**Data for this exercise:**
— START —

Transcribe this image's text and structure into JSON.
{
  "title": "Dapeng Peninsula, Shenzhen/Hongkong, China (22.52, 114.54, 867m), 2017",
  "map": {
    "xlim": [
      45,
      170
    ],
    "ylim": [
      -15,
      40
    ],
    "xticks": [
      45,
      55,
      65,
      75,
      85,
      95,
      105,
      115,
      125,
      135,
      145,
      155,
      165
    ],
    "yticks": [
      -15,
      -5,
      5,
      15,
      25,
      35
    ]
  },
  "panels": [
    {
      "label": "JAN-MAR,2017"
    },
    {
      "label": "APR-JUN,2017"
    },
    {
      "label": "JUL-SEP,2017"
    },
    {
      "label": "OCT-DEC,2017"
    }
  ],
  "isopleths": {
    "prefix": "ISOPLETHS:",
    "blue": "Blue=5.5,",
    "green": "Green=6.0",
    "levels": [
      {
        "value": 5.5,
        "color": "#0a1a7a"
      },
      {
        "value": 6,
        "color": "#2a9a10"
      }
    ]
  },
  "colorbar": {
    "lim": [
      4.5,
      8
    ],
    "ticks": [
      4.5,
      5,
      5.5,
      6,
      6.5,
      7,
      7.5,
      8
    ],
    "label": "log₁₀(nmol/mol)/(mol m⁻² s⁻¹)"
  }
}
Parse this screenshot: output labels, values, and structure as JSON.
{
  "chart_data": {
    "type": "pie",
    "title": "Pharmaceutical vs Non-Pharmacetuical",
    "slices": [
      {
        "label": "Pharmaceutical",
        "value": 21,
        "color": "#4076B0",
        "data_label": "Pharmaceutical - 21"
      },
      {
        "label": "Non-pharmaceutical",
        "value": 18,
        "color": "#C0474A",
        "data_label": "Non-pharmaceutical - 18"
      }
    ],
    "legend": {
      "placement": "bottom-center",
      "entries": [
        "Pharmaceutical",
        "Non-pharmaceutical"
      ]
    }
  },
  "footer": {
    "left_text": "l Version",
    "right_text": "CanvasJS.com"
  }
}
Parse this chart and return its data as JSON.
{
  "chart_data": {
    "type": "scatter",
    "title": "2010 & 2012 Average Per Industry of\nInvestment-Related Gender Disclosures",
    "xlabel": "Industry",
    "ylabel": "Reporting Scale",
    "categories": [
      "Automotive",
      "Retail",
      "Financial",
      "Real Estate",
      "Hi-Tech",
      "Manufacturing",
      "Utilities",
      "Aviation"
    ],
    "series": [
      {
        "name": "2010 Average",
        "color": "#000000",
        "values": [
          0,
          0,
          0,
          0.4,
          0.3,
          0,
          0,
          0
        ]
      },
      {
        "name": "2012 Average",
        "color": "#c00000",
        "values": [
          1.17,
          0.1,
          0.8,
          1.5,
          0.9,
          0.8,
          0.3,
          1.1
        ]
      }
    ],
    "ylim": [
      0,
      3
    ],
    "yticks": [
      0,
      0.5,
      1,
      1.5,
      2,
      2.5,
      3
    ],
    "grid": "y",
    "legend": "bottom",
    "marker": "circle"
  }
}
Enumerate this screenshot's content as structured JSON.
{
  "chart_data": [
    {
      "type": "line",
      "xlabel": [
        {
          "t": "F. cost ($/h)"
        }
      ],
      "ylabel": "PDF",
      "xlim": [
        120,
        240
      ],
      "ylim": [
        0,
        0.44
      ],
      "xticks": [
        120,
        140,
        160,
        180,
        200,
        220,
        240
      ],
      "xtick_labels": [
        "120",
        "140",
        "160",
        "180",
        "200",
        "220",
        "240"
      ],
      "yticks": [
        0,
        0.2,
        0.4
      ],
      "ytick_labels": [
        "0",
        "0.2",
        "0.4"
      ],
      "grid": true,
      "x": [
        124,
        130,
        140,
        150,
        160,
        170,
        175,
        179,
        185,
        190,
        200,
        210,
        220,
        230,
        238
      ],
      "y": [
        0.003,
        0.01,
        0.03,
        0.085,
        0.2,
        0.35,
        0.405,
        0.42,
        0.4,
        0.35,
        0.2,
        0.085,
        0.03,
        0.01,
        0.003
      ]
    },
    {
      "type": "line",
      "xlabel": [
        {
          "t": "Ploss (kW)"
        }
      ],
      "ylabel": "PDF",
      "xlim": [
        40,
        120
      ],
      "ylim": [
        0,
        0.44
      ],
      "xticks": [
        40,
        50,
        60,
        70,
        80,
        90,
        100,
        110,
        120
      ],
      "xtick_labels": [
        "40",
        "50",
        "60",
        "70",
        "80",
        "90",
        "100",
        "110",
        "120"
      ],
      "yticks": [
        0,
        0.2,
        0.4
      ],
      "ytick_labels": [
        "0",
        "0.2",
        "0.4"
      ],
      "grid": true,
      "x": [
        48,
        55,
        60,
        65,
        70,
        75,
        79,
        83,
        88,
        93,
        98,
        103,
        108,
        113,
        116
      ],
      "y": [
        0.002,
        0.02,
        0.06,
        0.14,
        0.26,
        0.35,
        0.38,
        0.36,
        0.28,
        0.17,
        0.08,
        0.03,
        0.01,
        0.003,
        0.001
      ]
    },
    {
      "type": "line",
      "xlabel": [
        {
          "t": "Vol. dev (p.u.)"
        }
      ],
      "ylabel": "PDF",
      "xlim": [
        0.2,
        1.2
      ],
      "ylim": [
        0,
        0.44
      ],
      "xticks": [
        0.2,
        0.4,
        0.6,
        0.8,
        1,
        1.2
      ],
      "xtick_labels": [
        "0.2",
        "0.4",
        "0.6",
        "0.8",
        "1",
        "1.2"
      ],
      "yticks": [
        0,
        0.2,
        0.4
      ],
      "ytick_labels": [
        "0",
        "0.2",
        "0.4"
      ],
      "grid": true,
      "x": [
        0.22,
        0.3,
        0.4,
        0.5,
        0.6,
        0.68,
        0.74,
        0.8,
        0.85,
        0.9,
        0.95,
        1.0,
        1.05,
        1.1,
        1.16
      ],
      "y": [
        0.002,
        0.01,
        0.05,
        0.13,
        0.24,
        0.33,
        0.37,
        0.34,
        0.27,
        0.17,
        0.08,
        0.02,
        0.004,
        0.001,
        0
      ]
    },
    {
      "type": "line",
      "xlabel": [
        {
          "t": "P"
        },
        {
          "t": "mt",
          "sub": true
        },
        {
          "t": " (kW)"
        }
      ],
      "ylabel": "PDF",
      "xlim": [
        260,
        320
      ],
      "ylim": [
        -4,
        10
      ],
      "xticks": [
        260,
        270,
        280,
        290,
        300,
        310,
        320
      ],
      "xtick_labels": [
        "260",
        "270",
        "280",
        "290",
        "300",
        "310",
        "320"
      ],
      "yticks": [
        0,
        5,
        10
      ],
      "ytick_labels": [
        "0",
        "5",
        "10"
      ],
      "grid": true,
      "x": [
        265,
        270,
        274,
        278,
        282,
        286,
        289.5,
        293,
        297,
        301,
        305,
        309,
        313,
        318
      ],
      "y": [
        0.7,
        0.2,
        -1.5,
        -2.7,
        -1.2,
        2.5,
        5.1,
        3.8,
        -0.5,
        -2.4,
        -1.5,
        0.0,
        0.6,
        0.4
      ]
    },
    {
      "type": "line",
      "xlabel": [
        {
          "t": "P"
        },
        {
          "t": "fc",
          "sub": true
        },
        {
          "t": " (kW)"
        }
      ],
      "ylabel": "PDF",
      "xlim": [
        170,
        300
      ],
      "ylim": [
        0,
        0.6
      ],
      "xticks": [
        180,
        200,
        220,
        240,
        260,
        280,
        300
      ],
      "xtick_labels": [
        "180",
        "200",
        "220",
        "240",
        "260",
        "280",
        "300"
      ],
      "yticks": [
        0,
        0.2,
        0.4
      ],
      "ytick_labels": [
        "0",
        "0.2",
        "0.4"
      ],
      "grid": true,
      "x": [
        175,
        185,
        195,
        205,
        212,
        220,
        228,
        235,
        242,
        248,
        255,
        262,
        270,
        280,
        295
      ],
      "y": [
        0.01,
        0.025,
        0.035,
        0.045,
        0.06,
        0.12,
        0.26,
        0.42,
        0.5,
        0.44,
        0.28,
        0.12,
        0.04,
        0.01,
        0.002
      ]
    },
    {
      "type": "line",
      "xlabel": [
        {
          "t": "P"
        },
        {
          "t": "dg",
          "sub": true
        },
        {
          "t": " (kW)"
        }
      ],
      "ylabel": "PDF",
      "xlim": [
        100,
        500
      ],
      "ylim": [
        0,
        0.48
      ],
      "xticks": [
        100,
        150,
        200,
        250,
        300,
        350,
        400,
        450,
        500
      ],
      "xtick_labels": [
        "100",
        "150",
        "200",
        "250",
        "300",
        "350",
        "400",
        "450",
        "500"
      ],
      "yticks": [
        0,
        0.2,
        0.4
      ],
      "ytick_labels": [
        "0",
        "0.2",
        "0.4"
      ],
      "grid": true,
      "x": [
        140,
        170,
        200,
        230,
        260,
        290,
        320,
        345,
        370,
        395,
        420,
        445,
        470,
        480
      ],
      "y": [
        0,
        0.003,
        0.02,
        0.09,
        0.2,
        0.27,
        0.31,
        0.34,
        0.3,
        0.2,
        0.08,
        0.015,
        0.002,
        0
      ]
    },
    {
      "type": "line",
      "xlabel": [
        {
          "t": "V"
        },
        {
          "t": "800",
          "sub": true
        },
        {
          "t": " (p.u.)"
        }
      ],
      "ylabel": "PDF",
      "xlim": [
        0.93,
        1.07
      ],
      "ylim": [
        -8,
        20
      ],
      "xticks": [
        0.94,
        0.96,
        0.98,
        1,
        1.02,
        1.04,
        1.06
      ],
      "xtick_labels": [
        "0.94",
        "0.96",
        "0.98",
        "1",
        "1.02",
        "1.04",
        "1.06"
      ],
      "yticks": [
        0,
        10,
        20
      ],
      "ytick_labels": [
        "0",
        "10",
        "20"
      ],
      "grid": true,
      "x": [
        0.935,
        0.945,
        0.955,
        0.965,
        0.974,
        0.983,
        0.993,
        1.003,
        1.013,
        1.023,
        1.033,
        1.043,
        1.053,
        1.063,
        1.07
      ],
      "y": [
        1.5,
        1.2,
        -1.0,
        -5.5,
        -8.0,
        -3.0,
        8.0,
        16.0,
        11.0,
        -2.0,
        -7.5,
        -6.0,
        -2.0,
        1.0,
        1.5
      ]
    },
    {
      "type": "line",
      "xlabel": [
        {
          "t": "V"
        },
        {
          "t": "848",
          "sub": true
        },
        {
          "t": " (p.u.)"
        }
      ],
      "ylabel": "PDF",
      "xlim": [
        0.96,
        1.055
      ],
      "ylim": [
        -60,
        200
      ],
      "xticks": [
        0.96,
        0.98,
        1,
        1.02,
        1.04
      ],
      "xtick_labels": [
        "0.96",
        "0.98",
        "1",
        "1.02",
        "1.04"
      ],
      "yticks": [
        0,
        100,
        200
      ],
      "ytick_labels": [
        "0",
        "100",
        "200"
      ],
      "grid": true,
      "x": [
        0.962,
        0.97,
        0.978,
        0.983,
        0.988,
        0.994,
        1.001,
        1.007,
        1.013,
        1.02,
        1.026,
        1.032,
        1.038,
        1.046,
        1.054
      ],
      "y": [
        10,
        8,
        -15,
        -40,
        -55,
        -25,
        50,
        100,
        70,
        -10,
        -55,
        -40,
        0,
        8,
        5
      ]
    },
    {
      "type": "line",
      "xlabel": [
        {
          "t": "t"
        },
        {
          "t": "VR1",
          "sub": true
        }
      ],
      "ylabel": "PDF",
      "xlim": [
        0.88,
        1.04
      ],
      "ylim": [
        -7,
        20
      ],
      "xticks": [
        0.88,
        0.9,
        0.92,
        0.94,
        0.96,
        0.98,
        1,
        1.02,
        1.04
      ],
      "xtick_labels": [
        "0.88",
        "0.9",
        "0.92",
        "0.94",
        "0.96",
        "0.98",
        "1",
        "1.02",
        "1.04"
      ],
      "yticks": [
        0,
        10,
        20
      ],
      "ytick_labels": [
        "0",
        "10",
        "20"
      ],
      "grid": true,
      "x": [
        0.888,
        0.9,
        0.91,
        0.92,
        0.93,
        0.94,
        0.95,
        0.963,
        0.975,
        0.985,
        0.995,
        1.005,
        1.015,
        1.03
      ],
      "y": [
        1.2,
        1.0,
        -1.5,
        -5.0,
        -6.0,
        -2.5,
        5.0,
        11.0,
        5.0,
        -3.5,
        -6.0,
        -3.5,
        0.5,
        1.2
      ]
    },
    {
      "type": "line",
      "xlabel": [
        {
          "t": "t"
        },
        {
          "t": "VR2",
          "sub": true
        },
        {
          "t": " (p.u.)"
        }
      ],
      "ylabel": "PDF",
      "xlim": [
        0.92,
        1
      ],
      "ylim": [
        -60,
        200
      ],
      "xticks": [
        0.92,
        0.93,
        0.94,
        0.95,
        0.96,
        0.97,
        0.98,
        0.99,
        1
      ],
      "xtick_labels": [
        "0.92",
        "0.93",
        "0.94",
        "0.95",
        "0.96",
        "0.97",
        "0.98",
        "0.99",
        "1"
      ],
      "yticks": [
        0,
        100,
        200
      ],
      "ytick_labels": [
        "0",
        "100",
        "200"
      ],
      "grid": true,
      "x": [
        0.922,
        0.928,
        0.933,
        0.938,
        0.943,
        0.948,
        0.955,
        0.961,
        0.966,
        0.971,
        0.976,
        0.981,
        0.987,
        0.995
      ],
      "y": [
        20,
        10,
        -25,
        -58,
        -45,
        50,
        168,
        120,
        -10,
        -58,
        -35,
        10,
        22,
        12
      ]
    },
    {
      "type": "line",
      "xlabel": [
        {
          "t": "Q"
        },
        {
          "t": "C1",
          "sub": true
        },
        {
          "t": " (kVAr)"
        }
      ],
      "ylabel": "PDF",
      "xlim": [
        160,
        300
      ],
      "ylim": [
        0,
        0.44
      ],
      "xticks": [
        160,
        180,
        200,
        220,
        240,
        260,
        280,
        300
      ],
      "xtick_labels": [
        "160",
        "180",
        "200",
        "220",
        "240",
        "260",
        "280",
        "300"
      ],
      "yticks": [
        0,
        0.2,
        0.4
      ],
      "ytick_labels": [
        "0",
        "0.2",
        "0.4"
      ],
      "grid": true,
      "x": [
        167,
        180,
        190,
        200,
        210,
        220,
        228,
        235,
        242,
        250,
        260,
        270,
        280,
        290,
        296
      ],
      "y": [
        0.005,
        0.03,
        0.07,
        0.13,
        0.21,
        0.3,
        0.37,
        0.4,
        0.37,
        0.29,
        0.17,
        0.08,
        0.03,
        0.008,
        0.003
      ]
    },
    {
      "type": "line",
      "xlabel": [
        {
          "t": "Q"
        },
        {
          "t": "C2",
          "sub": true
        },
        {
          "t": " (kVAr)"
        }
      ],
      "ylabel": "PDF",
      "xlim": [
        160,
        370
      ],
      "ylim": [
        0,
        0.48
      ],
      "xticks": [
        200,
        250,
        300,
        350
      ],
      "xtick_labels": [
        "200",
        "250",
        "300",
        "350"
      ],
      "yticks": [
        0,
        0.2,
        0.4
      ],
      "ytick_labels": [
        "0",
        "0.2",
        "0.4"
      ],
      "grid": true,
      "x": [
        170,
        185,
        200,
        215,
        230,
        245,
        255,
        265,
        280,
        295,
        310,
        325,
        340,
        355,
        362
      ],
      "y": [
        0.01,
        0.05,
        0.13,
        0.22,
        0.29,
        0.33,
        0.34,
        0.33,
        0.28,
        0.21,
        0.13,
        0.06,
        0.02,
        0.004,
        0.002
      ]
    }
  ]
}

— END —

Gather every line from the listing above in which the word "Average" appears.

    "title": "2010 & 2012 Average Per Industry of\nInvestment-Related Gender Disclosures",
        "name": "2010 Average",
        "name": "2012 Average",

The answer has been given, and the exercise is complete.